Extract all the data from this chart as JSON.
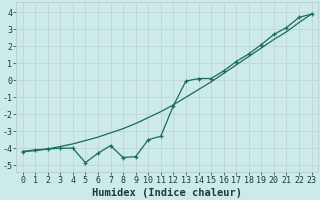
{
  "xlabel": "Humidex (Indice chaleur)",
  "bg_color": "#cceae8",
  "grid_color": "#c0d8d8",
  "line_color": "#1a6b5e",
  "xlim": [
    -0.5,
    23.5
  ],
  "ylim": [
    -5.4,
    4.6
  ],
  "ytick_values": [
    -5,
    -4,
    -3,
    -2,
    -1,
    0,
    1,
    2,
    3,
    4
  ],
  "line1_x": [
    0,
    1,
    2,
    3,
    4,
    5,
    6,
    7,
    8,
    9,
    10,
    11,
    12,
    13,
    14,
    15,
    16,
    17,
    18,
    19,
    20,
    21,
    22,
    23
  ],
  "line1_y": [
    -4.2,
    -4.15,
    -4.05,
    -3.9,
    -3.75,
    -3.55,
    -3.35,
    -3.1,
    -2.85,
    -2.55,
    -2.2,
    -1.85,
    -1.45,
    -1.0,
    -0.55,
    -0.1,
    0.4,
    0.9,
    1.4,
    1.9,
    2.4,
    2.85,
    3.4,
    3.9
  ],
  "line2_x": [
    0,
    1,
    2,
    3,
    4,
    5,
    6,
    7,
    8,
    9,
    10,
    11,
    12,
    13,
    14,
    15,
    16,
    17,
    18,
    19,
    20,
    21,
    22,
    23
  ],
  "line2_y": [
    -4.2,
    -4.1,
    -4.05,
    -4.0,
    -4.0,
    -4.85,
    -4.3,
    -3.85,
    -4.55,
    -4.5,
    -3.5,
    -3.3,
    -1.5,
    -0.05,
    0.1,
    0.1,
    0.55,
    1.1,
    1.55,
    2.1,
    2.7,
    3.1,
    3.7,
    3.9
  ],
  "tick_fontsize": 6,
  "xlabel_fontsize": 7.5
}
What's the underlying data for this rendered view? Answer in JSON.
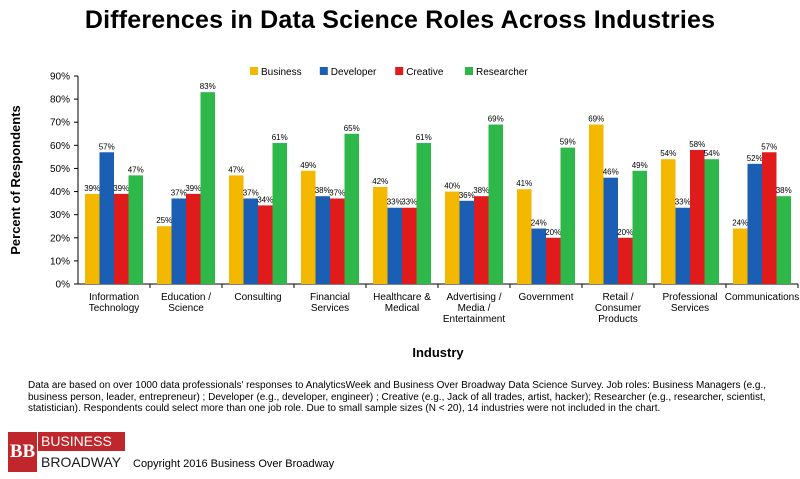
{
  "chart_data": {
    "type": "bar",
    "title": "Differences in Data Science Roles Across Industries",
    "xlabel": "Industry",
    "ylabel": "Percent of Respondents",
    "ylim": [
      0,
      90
    ],
    "yticks": [
      "0%",
      "10%",
      "20%",
      "30%",
      "40%",
      "50%",
      "60%",
      "70%",
      "80%",
      "90%"
    ],
    "grid": false,
    "legend_position": "top-center",
    "categories": [
      [
        "Information",
        "Technology"
      ],
      [
        "Education /",
        "Science"
      ],
      [
        "Consulting"
      ],
      [
        "Financial",
        "Services"
      ],
      [
        "Healthcare &",
        "Medical"
      ],
      [
        "Advertising /",
        "Media /",
        "Entertainment"
      ],
      [
        "Government"
      ],
      [
        "Retail /",
        "Consumer",
        "Products"
      ],
      [
        "Professional",
        "Services"
      ],
      [
        "Communications"
      ]
    ],
    "series": [
      {
        "name": "Business",
        "color": "#f5b800",
        "values": [
          39,
          25,
          47,
          49,
          42,
          40,
          41,
          69,
          54,
          24
        ]
      },
      {
        "name": "Developer",
        "color": "#1a5fb4",
        "values": [
          57,
          37,
          37,
          38,
          33,
          36,
          24,
          46,
          33,
          52
        ]
      },
      {
        "name": "Creative",
        "color": "#e01b1b",
        "values": [
          39,
          39,
          34,
          37,
          33,
          38,
          20,
          20,
          58,
          57
        ]
      },
      {
        "name": "Researcher",
        "color": "#2fb84a",
        "values": [
          47,
          83,
          61,
          65,
          61,
          69,
          59,
          49,
          54,
          38
        ]
      }
    ]
  },
  "footnote": "Data are based on over 1000 data professionals' responses to AnalyticsWeek and Business Over Broadway Data Science Survey. Job roles: Business Managers (e.g., business person, leader, entrepreneur) ; Developer (e.g., developer, engineer) ; Creative (e.g., Jack of all trades, artist, hacker); Researcher (e.g., researcher, scientist, statistician). Respondents could select more than one job role. Due to small sample sizes (N < 20), 14 industries were not included in the chart.",
  "logo": {
    "mark": "BB",
    "line1": "BUSINESS",
    "line2": "BROADWAY"
  },
  "copyright": "Copyright 2016 Business Over Broadway"
}
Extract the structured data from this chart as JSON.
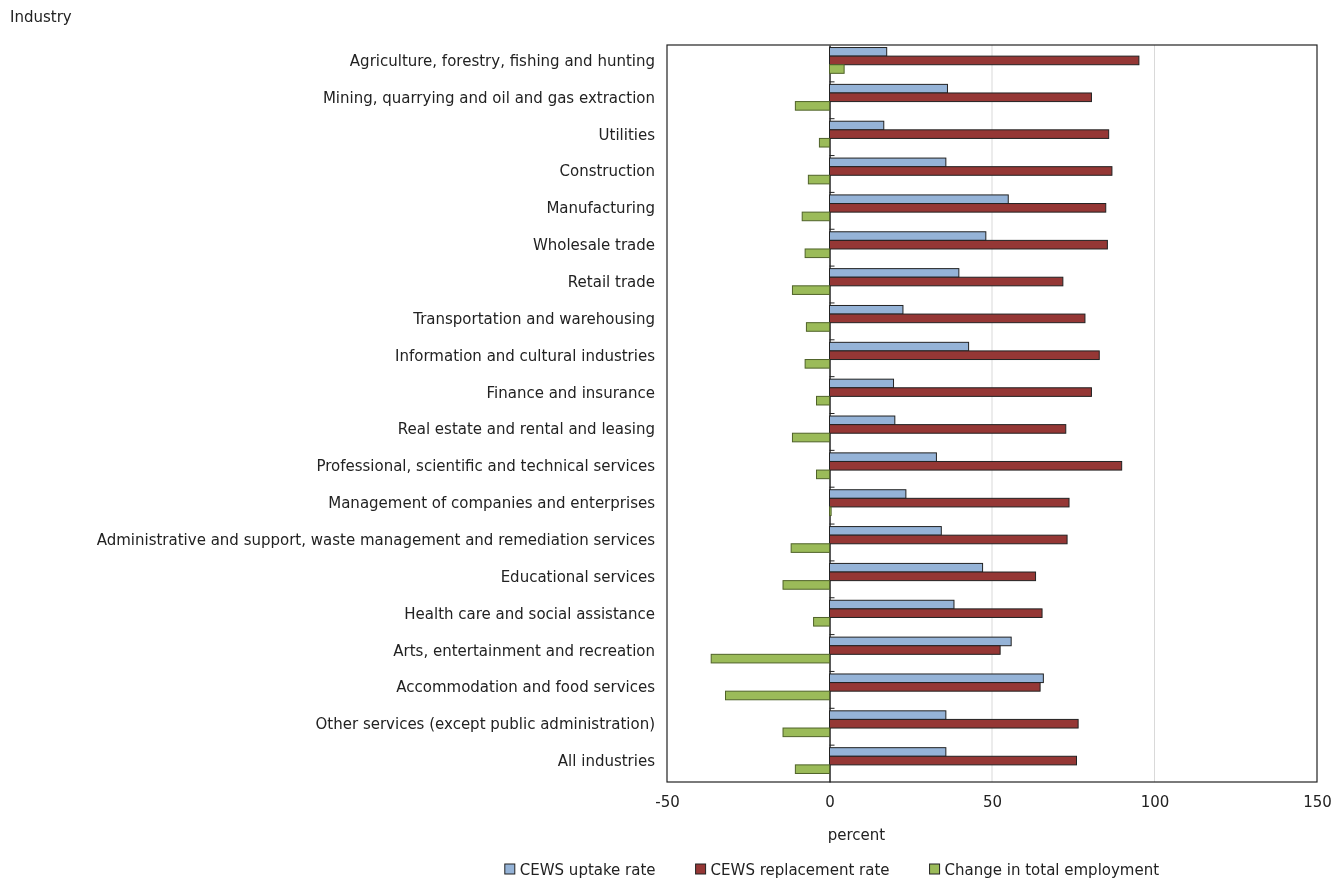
{
  "chart_data": {
    "type": "bar",
    "orientation": "horizontal",
    "ylabel": "Industry",
    "xlabel": "percent",
    "categories": [
      "Agriculture, forestry, fishing and hunting",
      "Mining, quarrying and oil and gas extraction",
      "Utilities",
      "Construction",
      "Manufacturing",
      "Wholesale trade",
      "Retail trade",
      "Transportation and warehousing",
      "Information and cultural industries",
      "Finance and insurance",
      "Real estate and rental and leasing",
      "Professional, scientific and technical services",
      "Management of companies and enterprises",
      "Administrative and support, waste management and remediation services",
      "Educational services",
      "Health care and social assistance",
      "Arts, entertainment and recreation",
      "Accommodation and food services",
      "Other services (except public administration)",
      "All industries"
    ],
    "series": [
      {
        "name": "CEWS uptake rate",
        "color": "#95b3d7",
        "values": [
          17.6,
          36.3,
          16.7,
          35.8,
          55.0,
          48.1,
          39.8,
          22.6,
          42.8,
          19.7,
          20.1,
          32.9,
          23.5,
          34.4,
          47.1,
          38.3,
          55.9,
          65.8,
          35.8,
          35.8
        ]
      },
      {
        "name": "CEWS replacement rate",
        "color": "#953735",
        "values": [
          95.2,
          80.6,
          85.9,
          86.9,
          85.0,
          85.5,
          71.8,
          78.6,
          83.0,
          80.6,
          72.7,
          89.9,
          73.7,
          73.1,
          63.4,
          65.4,
          52.5,
          64.8,
          76.5,
          76.0
        ]
      },
      {
        "name": "Change in total employment",
        "color": "#9bbb59",
        "values": [
          4.5,
          -10.5,
          -3.1,
          -6.5,
          -8.4,
          -7.5,
          -11.4,
          -7.1,
          -7.5,
          -4.0,
          -11.4,
          -4.0,
          0.5,
          -11.8,
          -14.3,
          -4.9,
          -36.4,
          -32.0,
          -14.3,
          -10.5
        ]
      }
    ],
    "xlim": [
      -50,
      150
    ],
    "xticks": [
      -50,
      0,
      50,
      100,
      150
    ],
    "grid": "x",
    "legend": "bottom"
  }
}
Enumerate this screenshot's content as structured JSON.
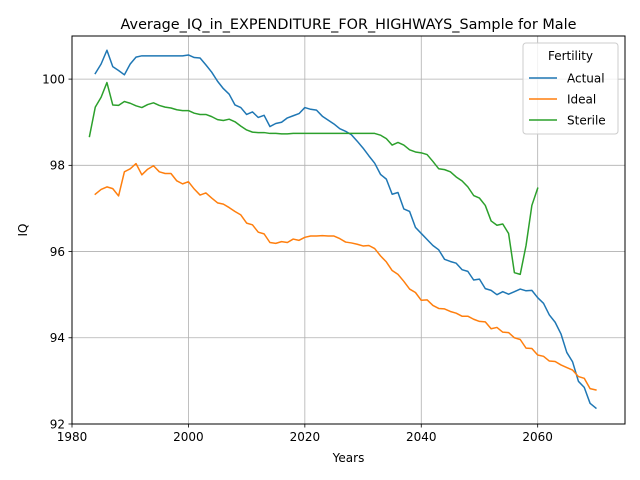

Exercise prompt
Quote the listing above in full, except for the pictures.

Answer below
Extract all the data from this chart as JSON.
{
  "xlabel": "Humidex (Indice chaleur)",
  "bg_color": "#cceae8",
  "grid_color": "#c0d8d8",
  "line_color": "#1a6b5e",
  "xlim": [
    -0.5,
    23.5
  ],
  "ylim": [
    -5.4,
    4.6
  ],
  "ytick_values": [
    -5,
    -4,
    -3,
    -2,
    -1,
    0,
    1,
    2,
    3,
    4
  ],
  "line1_x": [
    0,
    1,
    2,
    3,
    4,
    5,
    6,
    7,
    8,
    9,
    10,
    11,
    12,
    13,
    14,
    15,
    16,
    17,
    18,
    19,
    20,
    21,
    22,
    23
  ],
  "line1_y": [
    -4.2,
    -4.15,
    -4.05,
    -3.9,
    -3.75,
    -3.55,
    -3.35,
    -3.1,
    -2.85,
    -2.55,
    -2.2,
    -1.85,
    -1.45,
    -1.0,
    -0.55,
    -0.1,
    0.4,
    0.9,
    1.4,
    1.9,
    2.4,
    2.85,
    3.4,
    3.9
  ],
  "line2_x": [
    0,
    1,
    2,
    3,
    4,
    5,
    6,
    7,
    8,
    9,
    10,
    11,
    12,
    13,
    14,
    15,
    16,
    17,
    18,
    19,
    20,
    21,
    22,
    23
  ],
  "line2_y": [
    -4.2,
    -4.1,
    -4.05,
    -4.0,
    -4.0,
    -4.85,
    -4.3,
    -3.85,
    -4.55,
    -4.5,
    -3.5,
    -3.3,
    -1.5,
    -0.05,
    0.1,
    0.1,
    0.55,
    1.1,
    1.55,
    2.1,
    2.7,
    3.1,
    3.7,
    3.9
  ],
  "tick_fontsize": 6,
  "xlabel_fontsize": 7.5
}
What's the underlying data for this rendered view? Answer in JSON.
{
  "chart_data": {
    "type": "bar",
    "title": "Differences in Data Science Roles Across Industries",
    "xlabel": "Industry",
    "ylabel": "Percent of Respondents",
    "ylim": [
      0,
      90
    ],
    "yticks": [
      "0%",
      "10%",
      "20%",
      "30%",
      "40%",
      "50%",
      "60%",
      "70%",
      "80%",
      "90%"
    ],
    "grid": false,
    "legend_position": "top-center",
    "categories": [
      [
        "Information",
        "Technology"
      ],
      [
        "Education /",
        "Science"
      ],
      [
        "Consulting"
      ],
      [
        "Financial",
        "Services"
      ],
      [
        "Healthcare &",
        "Medical"
      ],
      [
        "Advertising /",
        "Media /",
        "Entertainment"
      ],
      [
        "Government"
      ],
      [
        "Retail /",
        "Consumer",
        "Products"
      ],
      [
        "Professional",
        "Services"
      ],
      [
        "Communications"
      ]
    ],
    "series": [
      {
        "name": "Business",
        "color": "#f5b800",
        "values": [
          39,
          25,
          47,
          49,
          42,
          40,
          41,
          69,
          54,
          24
        ]
      },
      {
        "name": "Developer",
        "color": "#1a5fb4",
        "values": [
          57,
          37,
          37,
          38,
          33,
          36,
          24,
          46,
          33,
          52
        ]
      },
      {
        "name": "Creative",
        "color": "#e01b1b",
        "values": [
          39,
          39,
          34,
          37,
          33,
          38,
          20,
          20,
          58,
          57
        ]
      },
      {
        "name": "Researcher",
        "color": "#2fb84a",
        "values": [
          47,
          83,
          61,
          65,
          61,
          69,
          59,
          49,
          54,
          38
        ]
      }
    ]
  },
  "footnote": "Data are based on over 1000 data professionals' responses to AnalyticsWeek and Business Over Broadway Data Science Survey. Job roles: Business Managers (e.g., business person, leader, entrepreneur) ; Developer (e.g., developer, engineer) ; Creative (e.g., Jack of all trades, artist, hacker); Researcher (e.g., researcher, scientist, statistician). Respondents could select more than one job role. Due to small sample sizes (N < 20), 14 industries were not included in the chart.",
  "logo": {
    "mark": "BB",
    "line1": "BUSINESS",
    "line2": "BROADWAY"
  },
  "copyright": "Copyright 2016 Business Over Broadway"
}
Extract the structured data from this chart as JSON.
{
  "chart_data": {
    "type": "bar",
    "orientation": "horizontal",
    "ylabel": "Industry",
    "xlabel": "percent",
    "categories": [
      "Agriculture, forestry, fishing and hunting",
      "Mining, quarrying and oil and gas extraction",
      "Utilities",
      "Construction",
      "Manufacturing",
      "Wholesale trade",
      "Retail trade",
      "Transportation and warehousing",
      "Information and cultural industries",
      "Finance and insurance",
      "Real estate and rental and leasing",
      "Professional, scientific and technical services",
      "Management of companies and enterprises",
      "Administrative and support, waste management and remediation services",
      "Educational services",
      "Health care and social assistance",
      "Arts, entertainment and recreation",
      "Accommodation and food services",
      "Other services (except public administration)",
      "All industries"
    ],
    "series": [
      {
        "name": "CEWS uptake rate",
        "color": "#95b3d7",
        "values": [
          17.6,
          36.3,
          16.7,
          35.8,
          55.0,
          48.1,
          39.8,
          22.6,
          42.8,
          19.7,
          20.1,
          32.9,
          23.5,
          34.4,
          47.1,
          38.3,
          55.9,
          65.8,
          35.8,
          35.8
        ]
      },
      {
        "name": "CEWS replacement rate",
        "color": "#953735",
        "values": [
          95.2,
          80.6,
          85.9,
          86.9,
          85.0,
          85.5,
          71.8,
          78.6,
          83.0,
          80.6,
          72.7,
          89.9,
          73.7,
          73.1,
          63.4,
          65.4,
          52.5,
          64.8,
          76.5,
          76.0
        ]
      },
      {
        "name": "Change in total employment",
        "color": "#9bbb59",
        "values": [
          4.5,
          -10.5,
          -3.1,
          -6.5,
          -8.4,
          -7.5,
          -11.4,
          -7.1,
          -7.5,
          -4.0,
          -11.4,
          -4.0,
          0.5,
          -11.8,
          -14.3,
          -4.9,
          -36.4,
          -32.0,
          -14.3,
          -10.5
        ]
      }
    ],
    "xlim": [
      -50,
      150
    ],
    "xticks": [
      -50,
      0,
      50,
      100,
      150
    ],
    "grid": "x",
    "legend": "bottom"
  }
}
Enumerate this screenshot's content as structured JSON.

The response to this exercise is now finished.